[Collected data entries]
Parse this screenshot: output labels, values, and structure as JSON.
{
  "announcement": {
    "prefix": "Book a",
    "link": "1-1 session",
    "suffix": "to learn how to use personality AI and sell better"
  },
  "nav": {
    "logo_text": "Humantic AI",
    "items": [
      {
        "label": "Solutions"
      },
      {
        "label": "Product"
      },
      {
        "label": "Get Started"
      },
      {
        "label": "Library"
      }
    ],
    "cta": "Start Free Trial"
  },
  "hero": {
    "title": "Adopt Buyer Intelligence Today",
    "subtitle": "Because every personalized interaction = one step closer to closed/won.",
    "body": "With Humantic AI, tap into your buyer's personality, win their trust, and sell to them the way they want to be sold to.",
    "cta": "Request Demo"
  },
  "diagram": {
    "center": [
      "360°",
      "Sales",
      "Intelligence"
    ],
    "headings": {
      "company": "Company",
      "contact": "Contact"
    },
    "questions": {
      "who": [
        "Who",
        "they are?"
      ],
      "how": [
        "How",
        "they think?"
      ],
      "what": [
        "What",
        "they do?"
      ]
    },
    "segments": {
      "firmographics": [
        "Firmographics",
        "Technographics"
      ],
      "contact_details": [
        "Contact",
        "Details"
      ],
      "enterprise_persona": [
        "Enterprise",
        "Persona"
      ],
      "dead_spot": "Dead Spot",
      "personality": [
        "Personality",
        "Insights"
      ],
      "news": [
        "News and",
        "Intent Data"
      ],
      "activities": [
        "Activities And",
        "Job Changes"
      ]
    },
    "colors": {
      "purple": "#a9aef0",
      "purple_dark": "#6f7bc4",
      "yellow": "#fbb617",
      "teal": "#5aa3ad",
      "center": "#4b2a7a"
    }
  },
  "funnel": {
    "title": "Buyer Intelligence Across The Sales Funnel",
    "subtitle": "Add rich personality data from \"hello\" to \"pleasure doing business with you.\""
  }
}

- **Goal**:
Your task is to repeat every entry exactly.

- **Task result**:
Parse this screenshot: output labels, values, and structure as JSON.
{
  "announcement": {
    "prefix": "Book a",
    "link": "1-1 session",
    "suffix": "to learn how to use personality AI and sell better"
  },
  "nav": {
    "logo_text": "Humantic AI",
    "items": [
      {
        "label": "Solutions"
      },
      {
        "label": "Product"
      },
      {
        "label": "Get Started"
      },
      {
        "label": "Library"
      }
    ],
    "cta": "Start Free Trial"
  },
  "hero": {
    "title": "Adopt Buyer Intelligence Today",
    "subtitle": "Because every personalized interaction = one step closer to closed/won.",
    "body": "With Humantic AI, tap into your buyer's personality, win their trust, and sell to them the way they want to be sold to.",
    "cta": "Request Demo"
  },
  "diagram": {
    "center": [
      "360°",
      "Sales",
      "Intelligence"
    ],
    "headings": {
      "company": "Company",
      "contact": "Contact"
    },
    "questions": {
      "who": [
        "Who",
        "they are?"
      ],
      "how": [
        "How",
        "they think?"
      ],
      "what": [
        "What",
        "they do?"
      ]
    },
    "segments": {
      "firmographics": [
        "Firmographics",
        "Technographics"
      ],
      "contact_details": [
        "Contact",
        "Details"
      ],
      "enterprise_persona": [
        "Enterprise",
        "Persona"
      ],
      "dead_spot": "Dead Spot",
      "personality": [
        "Personality",
        "Insights"
      ],
      "news": [
        "News and",
        "Intent Data"
      ],
      "activities": [
        "Activities And",
        "Job Changes"
      ]
    },
    "colors": {
      "purple": "#a9aef0",
      "purple_dark": "#6f7bc4",
      "yellow": "#fbb617",
      "teal": "#5aa3ad",
      "center": "#4b2a7a"
    }
  },
  "funnel": {
    "title": "Buyer Intelligence Across The Sales Funnel",
    "subtitle": "Add rich personality data from \"hello\" to \"pleasure doing business with you.\""
  }
}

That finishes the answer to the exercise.